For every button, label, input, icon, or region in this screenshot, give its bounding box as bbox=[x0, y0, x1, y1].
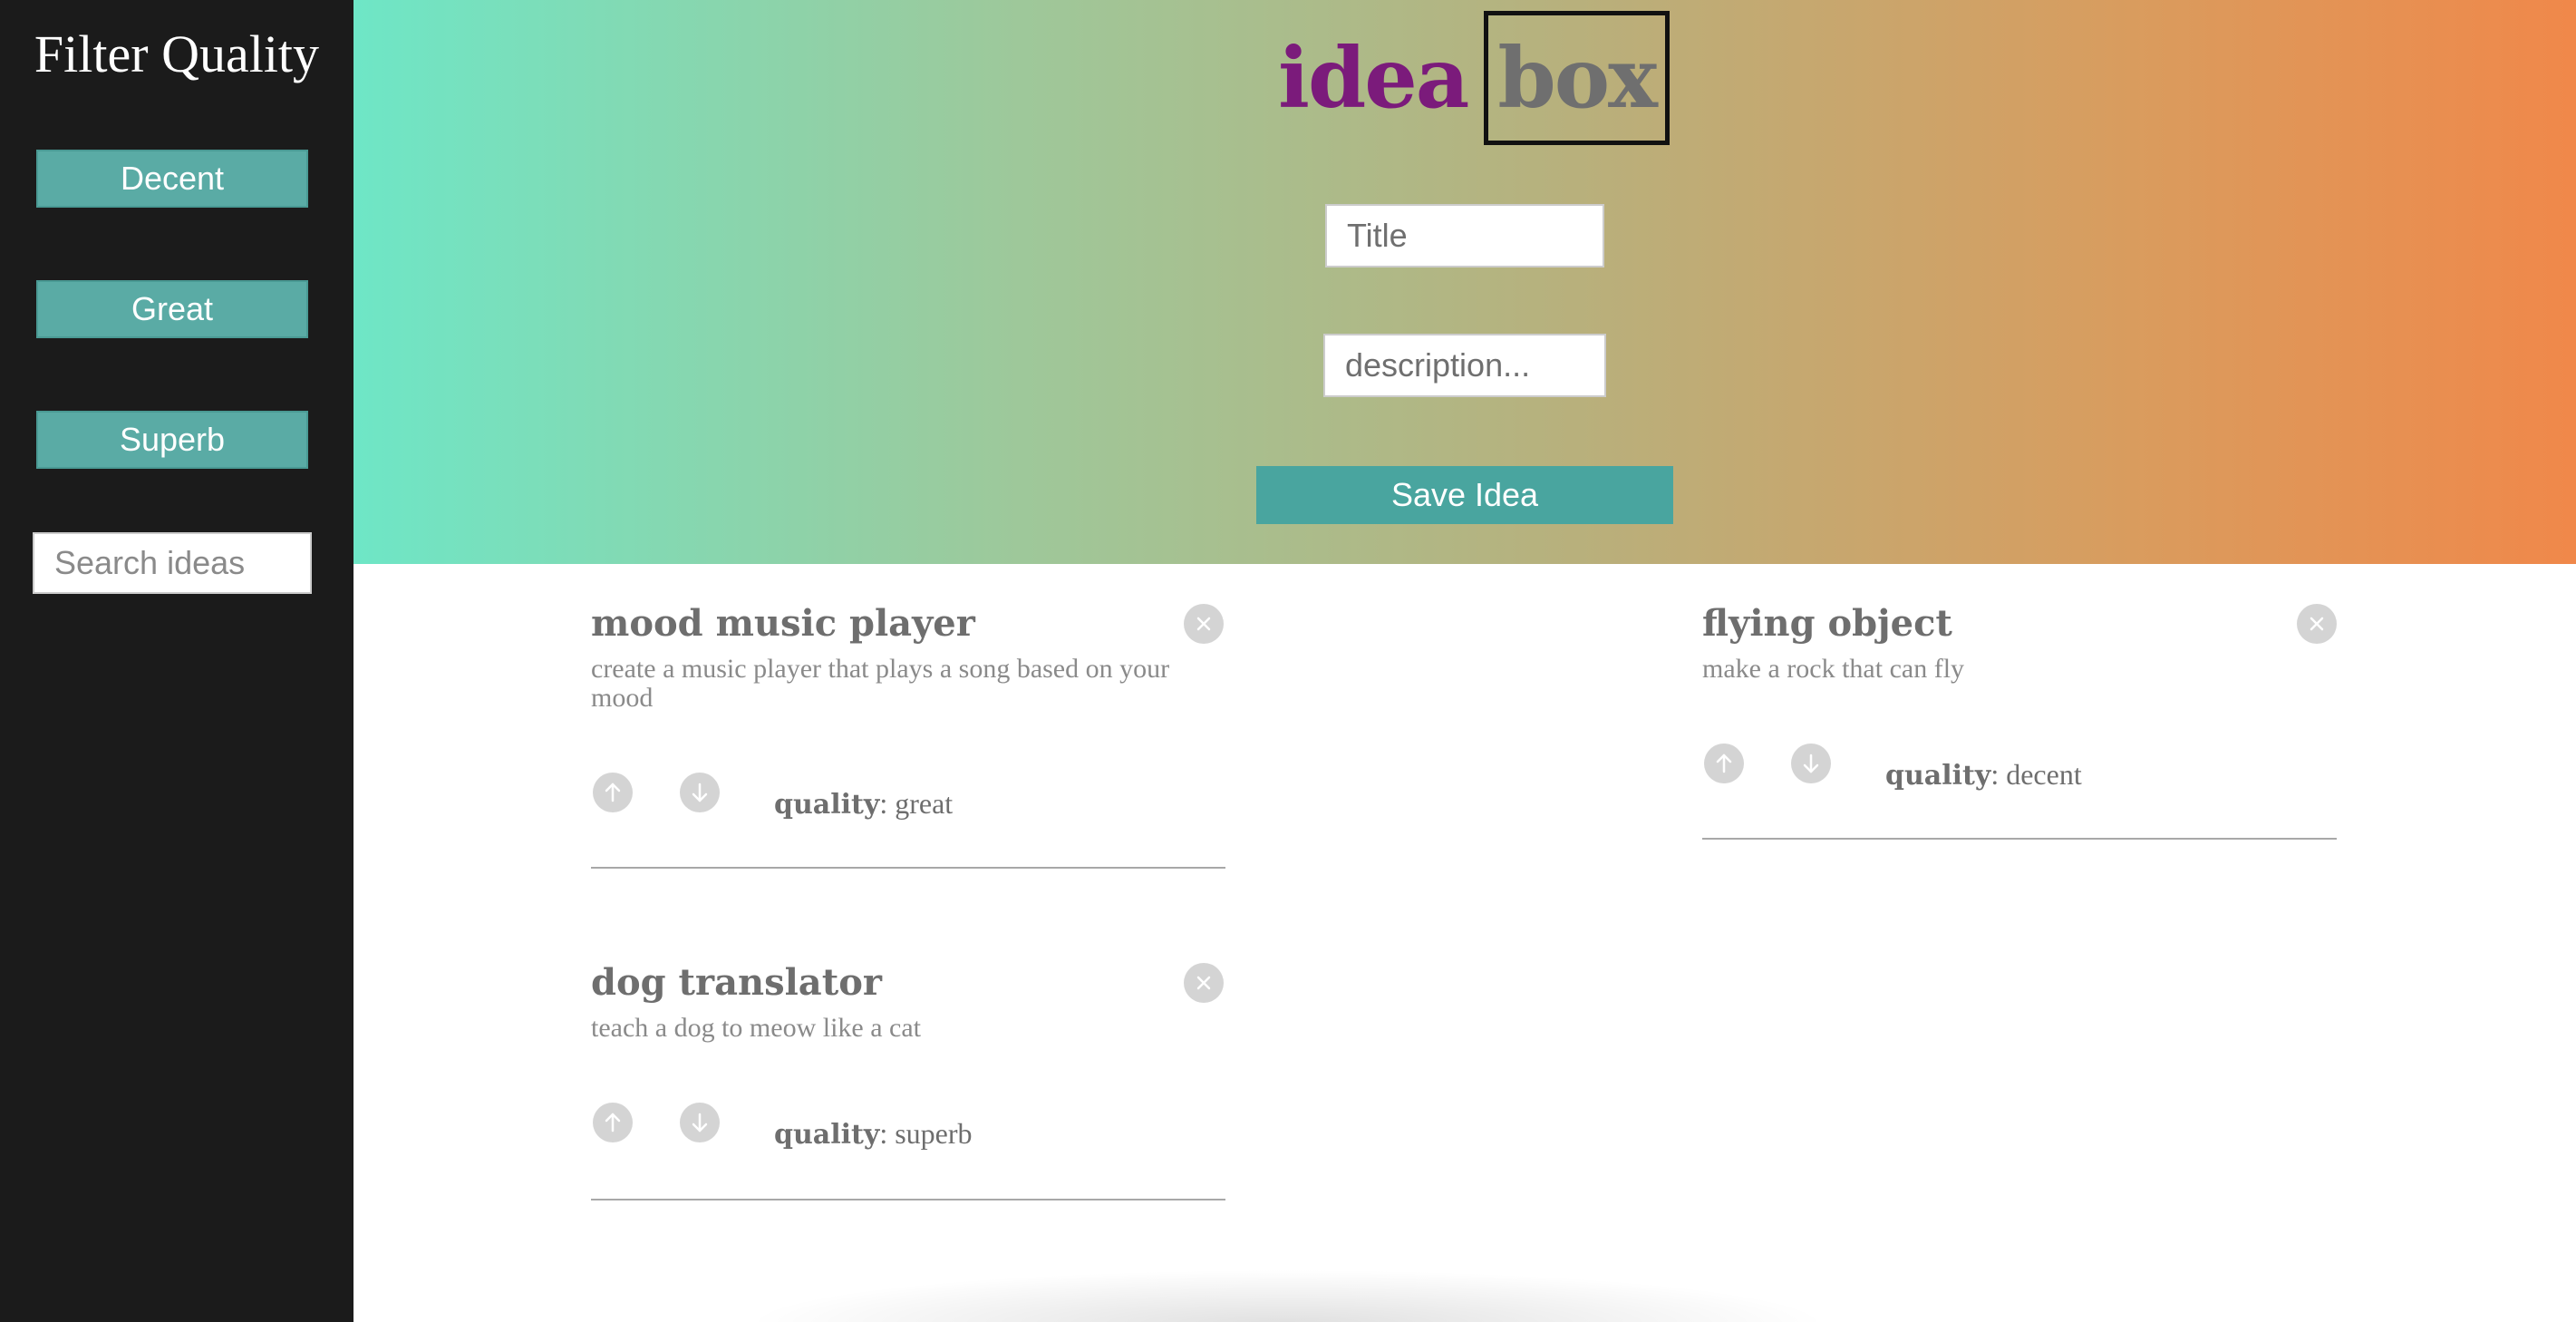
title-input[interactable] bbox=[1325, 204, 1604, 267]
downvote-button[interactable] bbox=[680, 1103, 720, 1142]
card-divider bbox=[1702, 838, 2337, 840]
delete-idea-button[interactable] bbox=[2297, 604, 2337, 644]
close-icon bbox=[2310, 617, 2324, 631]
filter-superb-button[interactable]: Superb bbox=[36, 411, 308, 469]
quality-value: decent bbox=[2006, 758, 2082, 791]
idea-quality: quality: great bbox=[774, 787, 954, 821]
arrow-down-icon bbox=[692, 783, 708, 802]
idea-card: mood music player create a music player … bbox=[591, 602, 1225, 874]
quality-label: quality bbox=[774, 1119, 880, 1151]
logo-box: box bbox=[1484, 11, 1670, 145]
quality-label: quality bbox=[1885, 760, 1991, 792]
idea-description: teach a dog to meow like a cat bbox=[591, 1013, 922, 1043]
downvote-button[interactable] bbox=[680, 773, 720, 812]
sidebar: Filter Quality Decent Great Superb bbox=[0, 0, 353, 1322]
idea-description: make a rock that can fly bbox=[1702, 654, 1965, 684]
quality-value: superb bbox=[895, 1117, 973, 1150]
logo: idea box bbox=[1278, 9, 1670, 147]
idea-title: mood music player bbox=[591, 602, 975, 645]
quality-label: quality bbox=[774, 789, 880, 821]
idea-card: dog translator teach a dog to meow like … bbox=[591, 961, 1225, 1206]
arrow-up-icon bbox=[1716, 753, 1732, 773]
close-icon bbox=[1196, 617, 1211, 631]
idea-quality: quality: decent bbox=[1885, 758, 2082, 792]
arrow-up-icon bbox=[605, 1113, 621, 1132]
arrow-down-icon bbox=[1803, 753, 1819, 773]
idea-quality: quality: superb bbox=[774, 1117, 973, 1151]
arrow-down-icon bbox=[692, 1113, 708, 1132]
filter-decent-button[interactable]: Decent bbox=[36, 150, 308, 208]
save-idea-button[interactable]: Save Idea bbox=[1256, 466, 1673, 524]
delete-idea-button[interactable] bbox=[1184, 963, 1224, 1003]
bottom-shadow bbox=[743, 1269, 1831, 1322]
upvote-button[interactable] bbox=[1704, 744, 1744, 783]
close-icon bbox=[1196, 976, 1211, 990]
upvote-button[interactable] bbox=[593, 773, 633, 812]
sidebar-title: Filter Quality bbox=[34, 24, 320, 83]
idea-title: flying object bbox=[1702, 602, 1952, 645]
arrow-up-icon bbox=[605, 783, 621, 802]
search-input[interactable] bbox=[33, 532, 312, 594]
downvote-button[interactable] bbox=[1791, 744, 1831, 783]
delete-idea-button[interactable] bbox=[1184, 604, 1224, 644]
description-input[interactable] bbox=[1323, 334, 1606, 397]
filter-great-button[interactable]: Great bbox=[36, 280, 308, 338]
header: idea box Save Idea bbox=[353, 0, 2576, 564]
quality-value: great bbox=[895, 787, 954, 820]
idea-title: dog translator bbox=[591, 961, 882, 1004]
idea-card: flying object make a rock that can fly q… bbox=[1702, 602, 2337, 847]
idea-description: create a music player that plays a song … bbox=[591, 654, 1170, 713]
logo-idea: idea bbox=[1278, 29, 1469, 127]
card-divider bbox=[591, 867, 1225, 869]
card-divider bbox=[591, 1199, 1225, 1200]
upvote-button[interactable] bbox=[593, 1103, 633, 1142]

* * *

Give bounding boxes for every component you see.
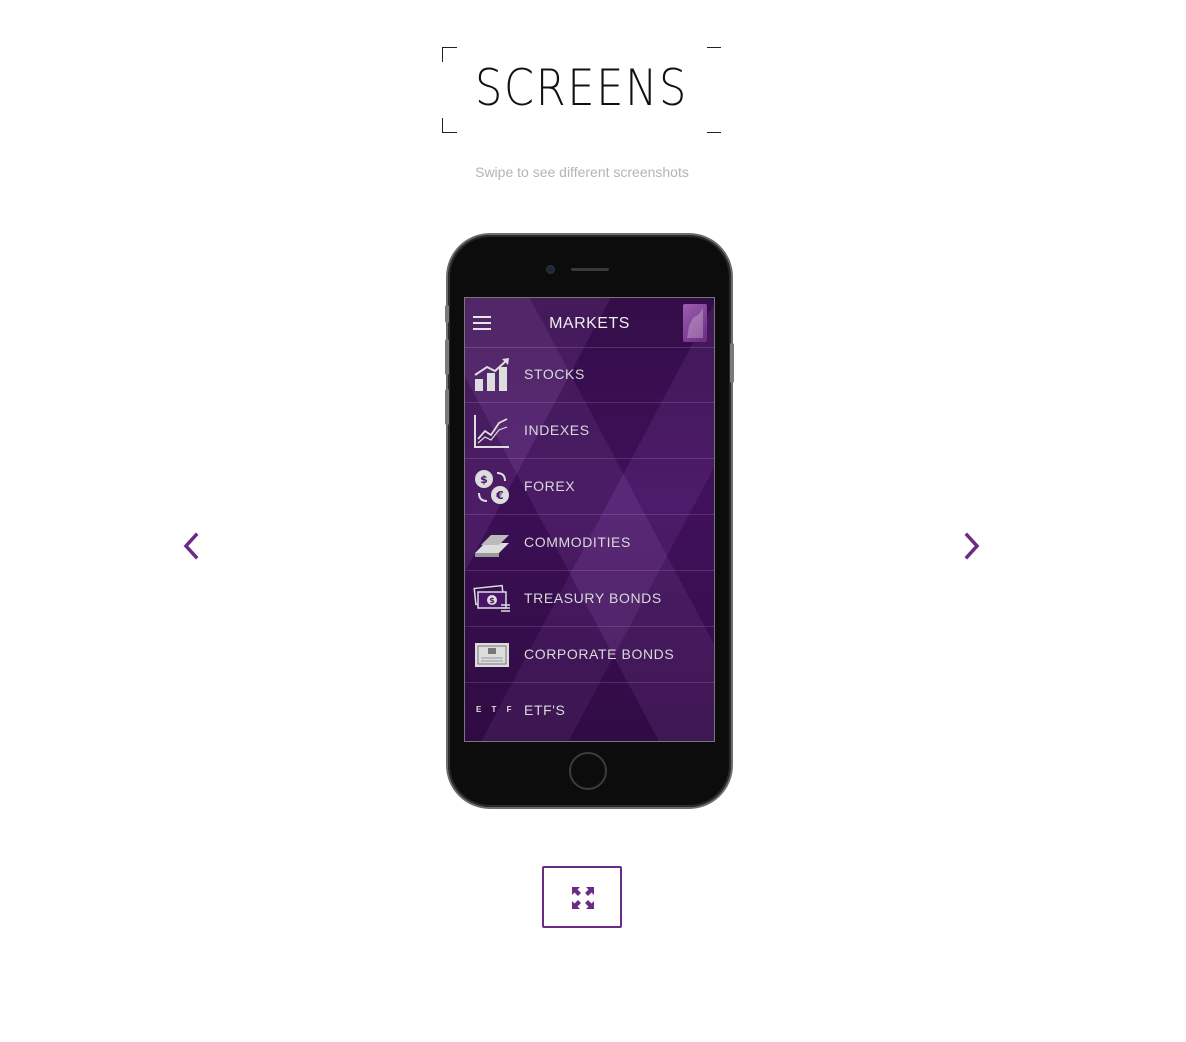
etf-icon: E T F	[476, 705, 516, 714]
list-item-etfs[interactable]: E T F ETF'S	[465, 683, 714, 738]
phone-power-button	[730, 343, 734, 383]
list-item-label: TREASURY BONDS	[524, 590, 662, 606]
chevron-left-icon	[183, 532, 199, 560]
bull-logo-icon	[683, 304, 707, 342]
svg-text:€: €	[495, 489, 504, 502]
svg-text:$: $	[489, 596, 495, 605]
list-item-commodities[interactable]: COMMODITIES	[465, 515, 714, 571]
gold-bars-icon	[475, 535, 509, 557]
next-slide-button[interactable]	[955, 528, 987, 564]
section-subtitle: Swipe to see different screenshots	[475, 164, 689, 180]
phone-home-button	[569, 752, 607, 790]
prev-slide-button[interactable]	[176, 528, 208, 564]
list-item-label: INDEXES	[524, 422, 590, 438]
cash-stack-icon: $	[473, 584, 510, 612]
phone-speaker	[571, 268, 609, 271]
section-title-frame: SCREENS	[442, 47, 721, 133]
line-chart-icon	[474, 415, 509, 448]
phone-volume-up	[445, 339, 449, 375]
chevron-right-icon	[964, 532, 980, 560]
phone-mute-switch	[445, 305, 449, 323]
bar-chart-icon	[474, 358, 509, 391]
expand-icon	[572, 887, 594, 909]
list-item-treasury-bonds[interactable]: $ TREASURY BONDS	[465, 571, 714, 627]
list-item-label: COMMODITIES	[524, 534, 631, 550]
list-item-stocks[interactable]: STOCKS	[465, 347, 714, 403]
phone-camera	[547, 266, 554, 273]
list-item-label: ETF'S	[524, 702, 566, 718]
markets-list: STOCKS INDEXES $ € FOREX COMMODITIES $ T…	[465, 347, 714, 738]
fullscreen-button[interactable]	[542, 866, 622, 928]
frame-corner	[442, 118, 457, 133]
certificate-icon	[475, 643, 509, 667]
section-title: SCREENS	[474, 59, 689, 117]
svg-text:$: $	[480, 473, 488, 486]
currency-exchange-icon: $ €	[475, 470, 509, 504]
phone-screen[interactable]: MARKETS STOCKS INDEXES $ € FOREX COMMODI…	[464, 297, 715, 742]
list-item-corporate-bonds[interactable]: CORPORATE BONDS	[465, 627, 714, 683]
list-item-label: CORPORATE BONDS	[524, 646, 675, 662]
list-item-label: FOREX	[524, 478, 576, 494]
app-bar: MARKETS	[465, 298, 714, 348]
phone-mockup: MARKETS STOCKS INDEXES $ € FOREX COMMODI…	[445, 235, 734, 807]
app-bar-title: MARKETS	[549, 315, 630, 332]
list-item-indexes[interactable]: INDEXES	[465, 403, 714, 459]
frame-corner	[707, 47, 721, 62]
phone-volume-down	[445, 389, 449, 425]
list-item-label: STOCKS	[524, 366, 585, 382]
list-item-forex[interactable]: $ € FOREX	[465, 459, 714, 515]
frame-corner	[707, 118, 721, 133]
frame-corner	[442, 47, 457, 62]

Stated exercise
Reproduce the rows from the one containing "title-input[interactable] bbox=[1325, 204, 1604, 267]" down to the one containing "logo: idea box bbox=[1278, 9, 1670, 147]", both included, changing "downvote-button" to "dislike-button" and leaving everything else as it stands.

Worked solution
title-input[interactable] bbox=[1325, 204, 1604, 267]
dislike-button[interactable] bbox=[680, 1103, 720, 1142]
card-divider bbox=[1702, 838, 2337, 840]
delete-idea-button[interactable] bbox=[2297, 604, 2337, 644]
close-icon bbox=[2310, 617, 2324, 631]
filter-superb-button[interactable]: Superb bbox=[36, 411, 308, 469]
quality-value: decent bbox=[2006, 758, 2082, 791]
idea-quality: quality: great bbox=[774, 787, 954, 821]
arrow-down-icon bbox=[692, 783, 708, 802]
idea-card: mood music player create a music player … bbox=[591, 602, 1225, 874]
quality-label: quality bbox=[774, 1119, 880, 1151]
logo-box: box bbox=[1484, 11, 1670, 145]
quality-label: quality bbox=[1885, 760, 1991, 792]
idea-description: teach a dog to meow like a cat bbox=[591, 1013, 922, 1043]
dislike-button[interactable] bbox=[680, 773, 720, 812]
sidebar: Filter Quality Decent Great Superb bbox=[0, 0, 353, 1322]
idea-description: make a rock that can fly bbox=[1702, 654, 1965, 684]
quality-value: superb bbox=[895, 1117, 973, 1150]
logo: idea box bbox=[1278, 9, 1670, 147]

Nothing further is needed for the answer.